### WRITTEN INSTRUCTION
In the entries below, identify every line with the string "title" and copy it.

Dataset rows about figures:
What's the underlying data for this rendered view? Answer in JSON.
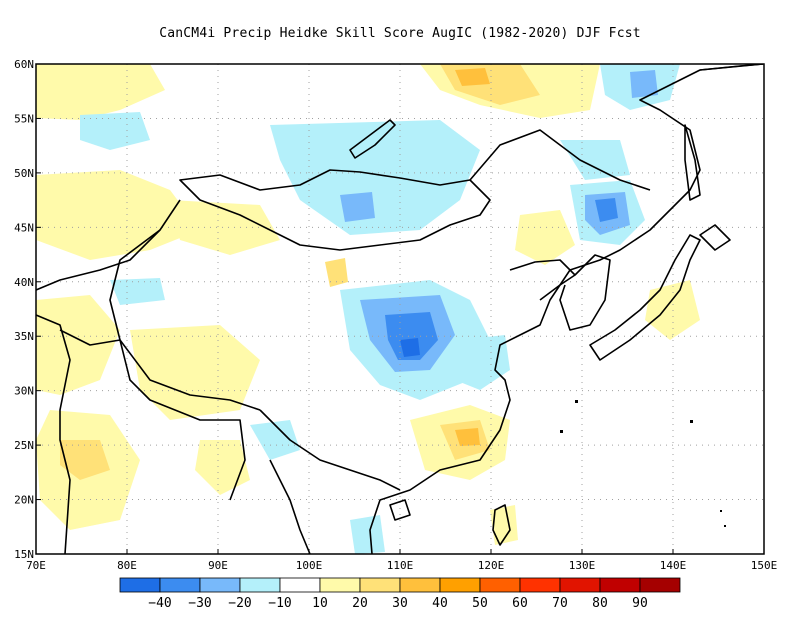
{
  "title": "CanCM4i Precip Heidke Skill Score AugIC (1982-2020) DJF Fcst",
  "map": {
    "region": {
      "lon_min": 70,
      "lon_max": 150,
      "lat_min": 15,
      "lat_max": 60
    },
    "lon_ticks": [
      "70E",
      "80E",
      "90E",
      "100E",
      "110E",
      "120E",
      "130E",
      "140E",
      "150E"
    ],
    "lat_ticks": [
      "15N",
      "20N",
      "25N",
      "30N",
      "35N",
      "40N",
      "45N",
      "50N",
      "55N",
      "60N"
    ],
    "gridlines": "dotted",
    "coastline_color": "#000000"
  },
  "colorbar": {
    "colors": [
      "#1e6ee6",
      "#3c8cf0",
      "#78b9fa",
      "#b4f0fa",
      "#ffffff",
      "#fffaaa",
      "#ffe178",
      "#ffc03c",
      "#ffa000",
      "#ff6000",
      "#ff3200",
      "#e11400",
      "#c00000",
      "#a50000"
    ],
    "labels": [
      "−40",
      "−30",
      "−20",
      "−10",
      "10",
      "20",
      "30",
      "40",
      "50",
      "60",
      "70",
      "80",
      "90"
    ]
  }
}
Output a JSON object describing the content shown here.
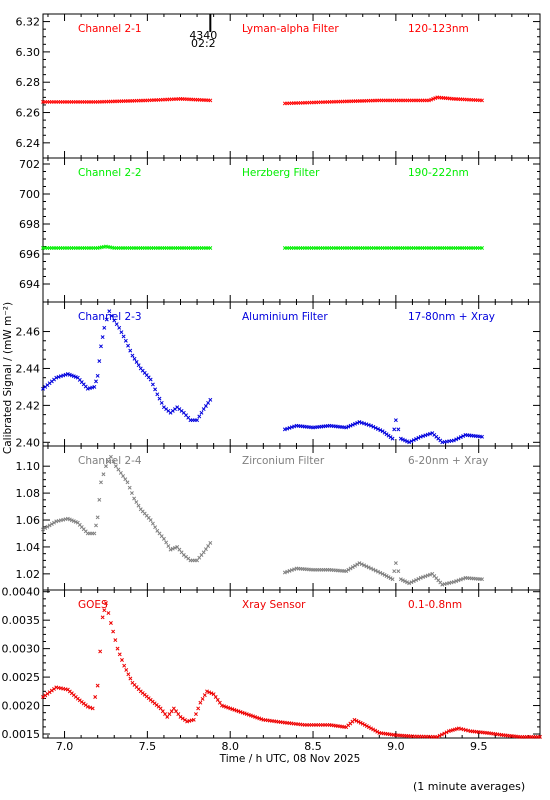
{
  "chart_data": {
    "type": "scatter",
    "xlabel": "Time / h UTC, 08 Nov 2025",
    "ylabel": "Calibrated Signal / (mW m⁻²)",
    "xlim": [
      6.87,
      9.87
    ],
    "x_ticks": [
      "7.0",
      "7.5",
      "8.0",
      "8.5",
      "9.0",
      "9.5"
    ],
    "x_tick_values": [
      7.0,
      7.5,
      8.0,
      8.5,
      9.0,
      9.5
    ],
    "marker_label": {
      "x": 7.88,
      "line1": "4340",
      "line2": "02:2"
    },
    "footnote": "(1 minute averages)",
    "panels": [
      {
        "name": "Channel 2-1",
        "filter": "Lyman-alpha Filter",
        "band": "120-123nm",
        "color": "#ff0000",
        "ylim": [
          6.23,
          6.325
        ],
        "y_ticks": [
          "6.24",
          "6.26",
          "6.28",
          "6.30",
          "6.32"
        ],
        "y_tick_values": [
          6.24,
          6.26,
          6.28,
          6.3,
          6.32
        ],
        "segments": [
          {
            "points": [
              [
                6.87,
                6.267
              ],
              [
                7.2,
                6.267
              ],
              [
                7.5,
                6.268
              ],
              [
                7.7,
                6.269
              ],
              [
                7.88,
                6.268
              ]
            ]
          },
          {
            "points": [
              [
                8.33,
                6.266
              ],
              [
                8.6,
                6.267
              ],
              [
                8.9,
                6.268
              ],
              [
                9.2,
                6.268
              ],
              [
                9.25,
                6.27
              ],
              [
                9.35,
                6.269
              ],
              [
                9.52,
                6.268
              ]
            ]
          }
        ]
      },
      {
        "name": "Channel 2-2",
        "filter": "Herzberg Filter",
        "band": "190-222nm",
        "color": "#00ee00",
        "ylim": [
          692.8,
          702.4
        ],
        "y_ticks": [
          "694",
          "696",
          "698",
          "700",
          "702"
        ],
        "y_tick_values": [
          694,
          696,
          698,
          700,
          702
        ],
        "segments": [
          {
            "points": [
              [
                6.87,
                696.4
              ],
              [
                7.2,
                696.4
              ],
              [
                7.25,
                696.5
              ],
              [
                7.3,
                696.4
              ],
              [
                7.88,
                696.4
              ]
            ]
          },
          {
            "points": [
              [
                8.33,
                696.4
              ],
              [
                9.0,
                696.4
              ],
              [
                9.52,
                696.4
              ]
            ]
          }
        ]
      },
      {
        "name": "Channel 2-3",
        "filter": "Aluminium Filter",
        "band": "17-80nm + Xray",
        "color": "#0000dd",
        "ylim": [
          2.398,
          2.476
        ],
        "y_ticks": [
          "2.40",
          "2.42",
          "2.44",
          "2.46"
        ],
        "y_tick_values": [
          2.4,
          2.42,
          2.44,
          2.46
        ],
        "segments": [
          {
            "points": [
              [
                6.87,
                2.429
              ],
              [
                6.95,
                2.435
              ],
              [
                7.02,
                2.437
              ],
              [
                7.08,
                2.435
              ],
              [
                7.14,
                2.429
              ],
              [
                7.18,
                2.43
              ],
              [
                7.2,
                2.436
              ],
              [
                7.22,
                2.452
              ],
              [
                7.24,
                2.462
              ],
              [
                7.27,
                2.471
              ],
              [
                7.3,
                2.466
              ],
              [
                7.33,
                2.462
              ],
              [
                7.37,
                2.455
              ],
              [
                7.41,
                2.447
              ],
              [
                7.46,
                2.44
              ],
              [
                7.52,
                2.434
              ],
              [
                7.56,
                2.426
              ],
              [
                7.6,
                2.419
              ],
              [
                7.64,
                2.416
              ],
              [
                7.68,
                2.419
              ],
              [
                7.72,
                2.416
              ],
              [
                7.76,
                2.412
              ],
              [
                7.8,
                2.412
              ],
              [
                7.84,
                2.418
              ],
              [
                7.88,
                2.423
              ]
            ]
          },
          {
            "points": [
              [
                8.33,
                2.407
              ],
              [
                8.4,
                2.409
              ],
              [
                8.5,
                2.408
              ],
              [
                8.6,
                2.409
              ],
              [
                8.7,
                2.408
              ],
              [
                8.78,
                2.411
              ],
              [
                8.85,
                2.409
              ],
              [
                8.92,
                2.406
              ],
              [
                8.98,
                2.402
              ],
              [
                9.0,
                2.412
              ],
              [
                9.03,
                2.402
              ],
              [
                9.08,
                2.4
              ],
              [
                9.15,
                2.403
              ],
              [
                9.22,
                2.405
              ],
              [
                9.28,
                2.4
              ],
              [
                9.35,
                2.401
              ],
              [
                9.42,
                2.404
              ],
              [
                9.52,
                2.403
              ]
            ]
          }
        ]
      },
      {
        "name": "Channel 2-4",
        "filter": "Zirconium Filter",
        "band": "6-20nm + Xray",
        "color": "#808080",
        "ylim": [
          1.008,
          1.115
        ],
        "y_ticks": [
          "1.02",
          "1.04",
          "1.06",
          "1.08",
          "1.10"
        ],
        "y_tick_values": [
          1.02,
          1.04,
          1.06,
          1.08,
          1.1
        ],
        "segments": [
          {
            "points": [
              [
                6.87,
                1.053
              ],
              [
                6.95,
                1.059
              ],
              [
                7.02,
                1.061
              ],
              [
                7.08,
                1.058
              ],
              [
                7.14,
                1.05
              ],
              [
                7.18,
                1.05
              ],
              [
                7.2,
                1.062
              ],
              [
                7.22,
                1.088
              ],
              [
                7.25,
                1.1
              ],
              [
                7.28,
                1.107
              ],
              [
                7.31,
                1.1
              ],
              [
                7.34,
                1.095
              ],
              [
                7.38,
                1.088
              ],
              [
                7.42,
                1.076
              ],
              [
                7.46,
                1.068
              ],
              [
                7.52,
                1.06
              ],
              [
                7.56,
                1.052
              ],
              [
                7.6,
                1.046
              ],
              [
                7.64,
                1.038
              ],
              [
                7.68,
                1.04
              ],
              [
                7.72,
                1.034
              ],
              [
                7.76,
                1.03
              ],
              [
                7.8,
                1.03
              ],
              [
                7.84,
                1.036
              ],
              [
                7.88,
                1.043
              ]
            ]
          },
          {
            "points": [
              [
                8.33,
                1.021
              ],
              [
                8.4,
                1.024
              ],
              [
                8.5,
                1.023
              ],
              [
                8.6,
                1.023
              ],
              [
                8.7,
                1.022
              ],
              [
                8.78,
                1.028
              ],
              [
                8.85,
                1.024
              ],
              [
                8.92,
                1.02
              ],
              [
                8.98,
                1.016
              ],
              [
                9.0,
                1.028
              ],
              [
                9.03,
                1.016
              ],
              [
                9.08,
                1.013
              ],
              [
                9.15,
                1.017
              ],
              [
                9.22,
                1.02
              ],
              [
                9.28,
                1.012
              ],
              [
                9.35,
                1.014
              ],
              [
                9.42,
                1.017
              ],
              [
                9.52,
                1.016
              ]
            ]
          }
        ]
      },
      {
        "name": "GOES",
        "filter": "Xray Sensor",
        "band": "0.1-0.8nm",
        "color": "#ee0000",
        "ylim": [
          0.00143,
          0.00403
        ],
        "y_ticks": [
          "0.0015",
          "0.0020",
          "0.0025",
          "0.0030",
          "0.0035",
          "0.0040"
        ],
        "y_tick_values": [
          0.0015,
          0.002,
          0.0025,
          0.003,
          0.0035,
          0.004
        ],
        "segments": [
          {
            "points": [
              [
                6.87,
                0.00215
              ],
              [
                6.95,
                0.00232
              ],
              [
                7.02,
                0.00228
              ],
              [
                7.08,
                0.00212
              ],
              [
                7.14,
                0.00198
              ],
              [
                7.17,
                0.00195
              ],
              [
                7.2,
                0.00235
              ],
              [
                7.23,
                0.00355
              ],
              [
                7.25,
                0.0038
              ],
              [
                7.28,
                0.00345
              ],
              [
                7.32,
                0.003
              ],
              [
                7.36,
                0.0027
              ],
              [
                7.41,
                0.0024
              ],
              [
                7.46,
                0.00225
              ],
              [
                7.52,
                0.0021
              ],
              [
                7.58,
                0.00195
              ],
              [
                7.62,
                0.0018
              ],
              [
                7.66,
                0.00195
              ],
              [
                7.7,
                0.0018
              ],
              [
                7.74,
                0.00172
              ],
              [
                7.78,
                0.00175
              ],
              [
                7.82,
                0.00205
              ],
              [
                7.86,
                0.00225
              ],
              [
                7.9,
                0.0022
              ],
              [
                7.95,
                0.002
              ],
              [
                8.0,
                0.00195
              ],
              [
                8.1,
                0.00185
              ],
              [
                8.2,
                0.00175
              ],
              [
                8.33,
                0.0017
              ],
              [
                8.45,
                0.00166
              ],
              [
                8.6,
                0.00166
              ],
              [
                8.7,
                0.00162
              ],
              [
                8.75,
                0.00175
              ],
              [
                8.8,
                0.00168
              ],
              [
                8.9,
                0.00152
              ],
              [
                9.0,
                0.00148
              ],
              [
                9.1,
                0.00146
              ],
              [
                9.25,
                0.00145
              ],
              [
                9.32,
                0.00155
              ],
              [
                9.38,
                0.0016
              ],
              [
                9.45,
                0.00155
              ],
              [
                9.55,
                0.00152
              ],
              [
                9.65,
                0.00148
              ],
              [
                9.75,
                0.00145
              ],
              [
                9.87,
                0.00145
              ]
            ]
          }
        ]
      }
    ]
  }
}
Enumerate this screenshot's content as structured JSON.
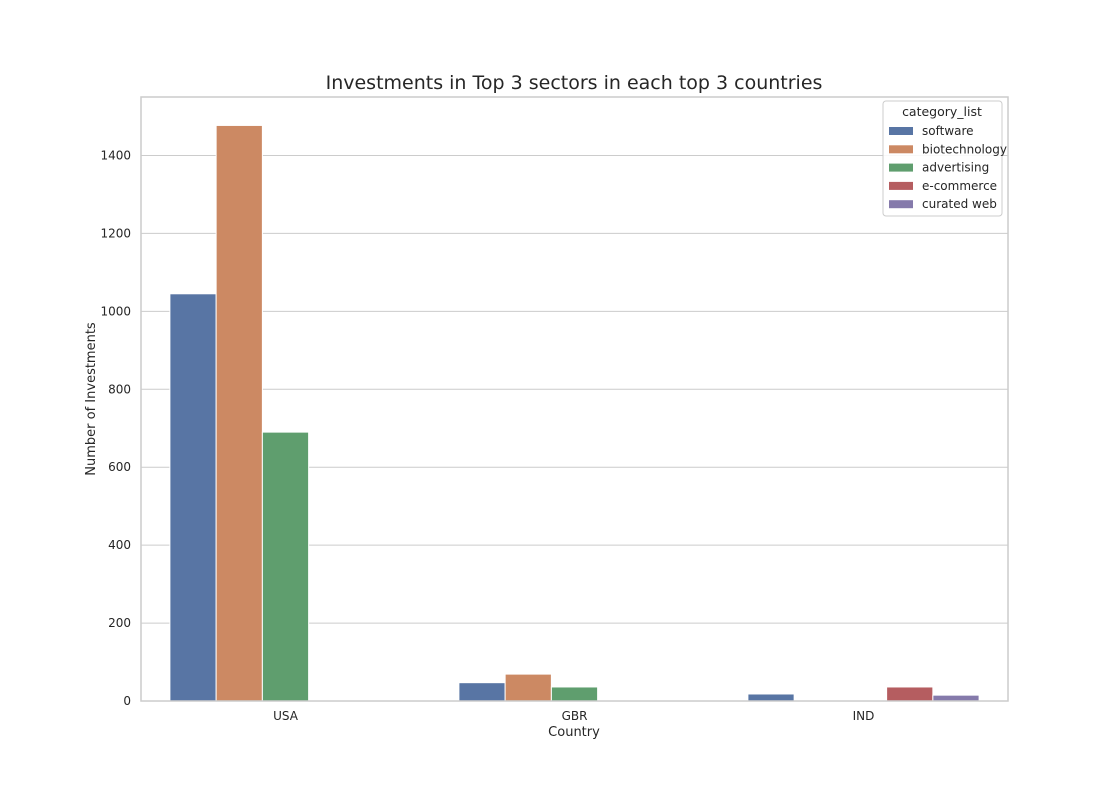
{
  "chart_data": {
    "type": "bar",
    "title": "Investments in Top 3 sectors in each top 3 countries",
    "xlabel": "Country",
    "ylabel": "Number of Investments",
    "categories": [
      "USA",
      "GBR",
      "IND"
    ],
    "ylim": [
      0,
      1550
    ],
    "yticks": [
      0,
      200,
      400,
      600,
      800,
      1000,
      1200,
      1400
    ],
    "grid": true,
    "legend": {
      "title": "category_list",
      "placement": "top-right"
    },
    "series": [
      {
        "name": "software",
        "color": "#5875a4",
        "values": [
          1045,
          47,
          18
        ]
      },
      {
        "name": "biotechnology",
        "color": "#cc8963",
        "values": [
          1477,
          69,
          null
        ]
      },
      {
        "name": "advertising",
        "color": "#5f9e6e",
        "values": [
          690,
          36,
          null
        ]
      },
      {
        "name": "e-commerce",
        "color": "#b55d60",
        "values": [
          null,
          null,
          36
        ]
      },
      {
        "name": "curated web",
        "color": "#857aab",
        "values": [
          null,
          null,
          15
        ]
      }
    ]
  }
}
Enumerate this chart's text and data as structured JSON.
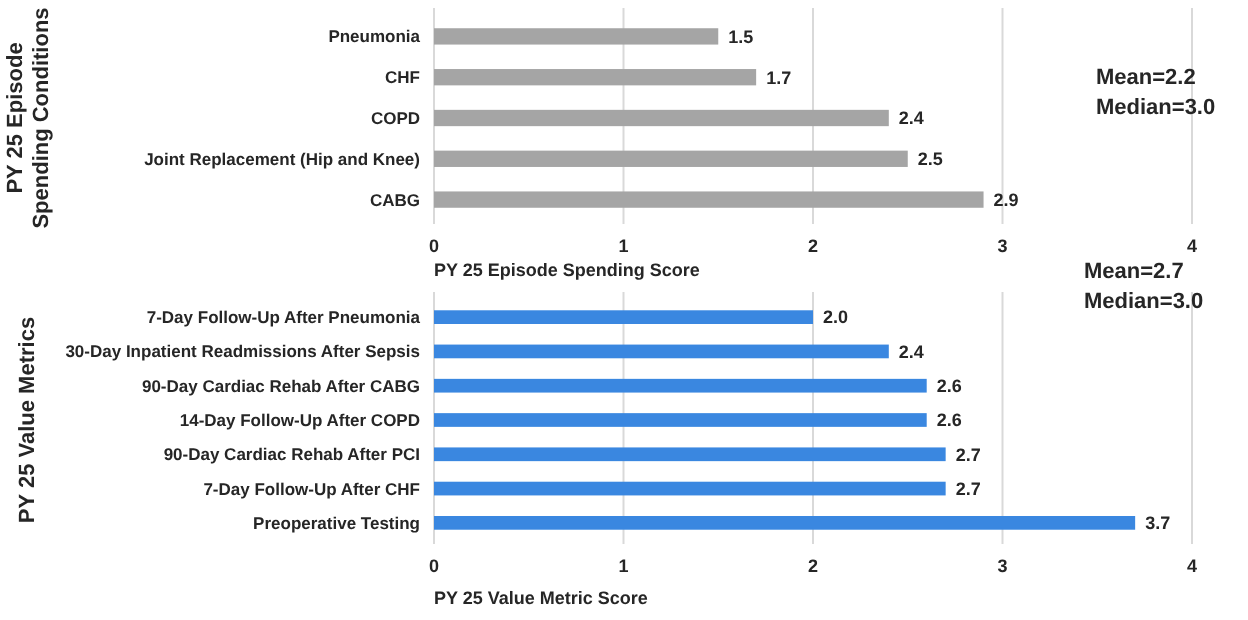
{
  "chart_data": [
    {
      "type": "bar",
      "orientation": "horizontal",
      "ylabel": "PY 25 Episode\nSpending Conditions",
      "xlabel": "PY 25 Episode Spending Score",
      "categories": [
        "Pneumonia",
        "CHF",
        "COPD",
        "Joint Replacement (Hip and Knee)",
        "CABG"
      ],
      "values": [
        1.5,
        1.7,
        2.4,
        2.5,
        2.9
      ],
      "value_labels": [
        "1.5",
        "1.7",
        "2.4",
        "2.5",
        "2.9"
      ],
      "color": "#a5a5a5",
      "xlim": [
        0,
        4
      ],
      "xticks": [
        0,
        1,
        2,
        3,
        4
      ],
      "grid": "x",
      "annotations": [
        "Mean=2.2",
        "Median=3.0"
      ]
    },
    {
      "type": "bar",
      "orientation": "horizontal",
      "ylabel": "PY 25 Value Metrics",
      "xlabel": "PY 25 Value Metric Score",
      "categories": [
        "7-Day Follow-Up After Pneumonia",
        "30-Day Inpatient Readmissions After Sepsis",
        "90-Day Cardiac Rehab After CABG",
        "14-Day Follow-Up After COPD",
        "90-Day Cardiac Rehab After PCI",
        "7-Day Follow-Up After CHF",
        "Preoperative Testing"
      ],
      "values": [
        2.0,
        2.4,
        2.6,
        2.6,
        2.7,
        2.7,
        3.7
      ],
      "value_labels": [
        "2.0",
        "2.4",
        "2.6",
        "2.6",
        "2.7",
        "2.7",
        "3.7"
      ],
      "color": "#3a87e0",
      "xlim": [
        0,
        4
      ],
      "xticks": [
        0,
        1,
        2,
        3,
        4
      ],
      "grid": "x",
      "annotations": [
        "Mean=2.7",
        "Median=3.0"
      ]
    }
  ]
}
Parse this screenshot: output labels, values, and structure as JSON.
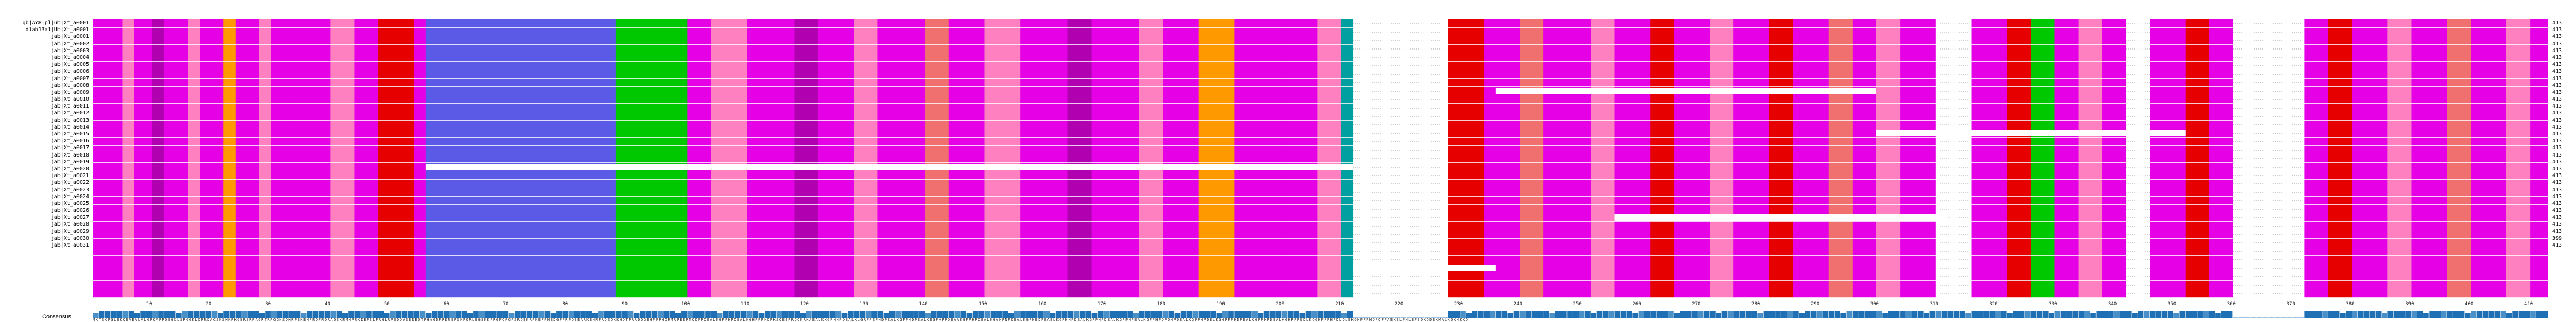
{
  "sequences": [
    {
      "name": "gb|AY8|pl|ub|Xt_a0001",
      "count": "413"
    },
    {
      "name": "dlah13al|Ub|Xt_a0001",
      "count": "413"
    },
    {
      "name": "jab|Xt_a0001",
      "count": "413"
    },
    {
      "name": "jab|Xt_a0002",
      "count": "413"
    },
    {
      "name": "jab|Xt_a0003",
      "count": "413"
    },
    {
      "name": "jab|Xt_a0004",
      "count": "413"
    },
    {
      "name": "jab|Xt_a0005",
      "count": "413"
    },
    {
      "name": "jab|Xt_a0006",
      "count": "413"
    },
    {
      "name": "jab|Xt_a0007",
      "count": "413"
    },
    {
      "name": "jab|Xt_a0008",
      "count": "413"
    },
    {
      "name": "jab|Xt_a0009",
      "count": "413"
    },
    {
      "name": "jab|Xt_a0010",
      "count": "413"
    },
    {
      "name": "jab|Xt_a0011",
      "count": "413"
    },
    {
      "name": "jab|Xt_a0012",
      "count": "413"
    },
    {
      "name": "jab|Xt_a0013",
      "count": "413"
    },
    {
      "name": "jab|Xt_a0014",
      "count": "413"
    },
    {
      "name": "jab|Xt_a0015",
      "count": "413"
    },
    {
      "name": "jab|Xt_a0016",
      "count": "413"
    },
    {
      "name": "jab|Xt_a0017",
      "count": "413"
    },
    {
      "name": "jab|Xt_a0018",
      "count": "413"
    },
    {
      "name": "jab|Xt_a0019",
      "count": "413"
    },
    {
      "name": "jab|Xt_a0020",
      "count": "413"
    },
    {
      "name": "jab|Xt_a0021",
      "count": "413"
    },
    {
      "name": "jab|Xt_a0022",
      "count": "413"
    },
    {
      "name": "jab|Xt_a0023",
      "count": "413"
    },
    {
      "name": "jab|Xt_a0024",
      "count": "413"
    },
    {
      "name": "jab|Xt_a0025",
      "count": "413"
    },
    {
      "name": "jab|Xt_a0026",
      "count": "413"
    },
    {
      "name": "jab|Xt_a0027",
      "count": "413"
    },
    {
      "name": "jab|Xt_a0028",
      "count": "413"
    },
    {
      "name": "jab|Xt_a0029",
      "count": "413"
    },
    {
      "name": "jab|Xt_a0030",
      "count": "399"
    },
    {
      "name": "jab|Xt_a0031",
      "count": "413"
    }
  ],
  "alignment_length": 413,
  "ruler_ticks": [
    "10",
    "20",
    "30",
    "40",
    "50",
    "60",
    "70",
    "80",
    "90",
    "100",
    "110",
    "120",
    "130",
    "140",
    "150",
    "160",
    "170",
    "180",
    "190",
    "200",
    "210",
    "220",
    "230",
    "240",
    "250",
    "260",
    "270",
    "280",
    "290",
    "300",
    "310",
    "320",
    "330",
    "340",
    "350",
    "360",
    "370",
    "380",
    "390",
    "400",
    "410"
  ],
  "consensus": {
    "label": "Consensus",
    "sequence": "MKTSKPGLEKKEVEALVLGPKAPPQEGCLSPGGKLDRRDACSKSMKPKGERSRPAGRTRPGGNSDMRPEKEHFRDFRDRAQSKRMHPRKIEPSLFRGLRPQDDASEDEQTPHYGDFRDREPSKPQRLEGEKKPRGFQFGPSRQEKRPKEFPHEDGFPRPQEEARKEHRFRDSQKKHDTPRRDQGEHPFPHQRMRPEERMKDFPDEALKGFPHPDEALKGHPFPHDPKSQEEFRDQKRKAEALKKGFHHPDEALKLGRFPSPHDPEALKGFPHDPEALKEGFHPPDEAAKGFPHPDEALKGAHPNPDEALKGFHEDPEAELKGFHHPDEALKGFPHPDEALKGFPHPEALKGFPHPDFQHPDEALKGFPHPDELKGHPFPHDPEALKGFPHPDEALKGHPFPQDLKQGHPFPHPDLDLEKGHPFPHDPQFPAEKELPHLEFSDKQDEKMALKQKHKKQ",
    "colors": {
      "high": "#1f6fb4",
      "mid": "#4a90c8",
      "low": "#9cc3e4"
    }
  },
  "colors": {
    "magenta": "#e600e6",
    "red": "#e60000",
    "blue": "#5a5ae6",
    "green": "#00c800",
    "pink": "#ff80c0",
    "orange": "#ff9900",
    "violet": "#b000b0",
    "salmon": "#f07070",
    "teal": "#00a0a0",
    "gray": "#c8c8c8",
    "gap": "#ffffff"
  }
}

### SOLUTION TO THE PROBLEM
  "title": "CanCM4i Precip Heidke Skill Score AugIC (1982-2020) DJF Fcst",
    "title": "Investments in Top 3 sectors in each top 3 countries",
      "title": "category_list",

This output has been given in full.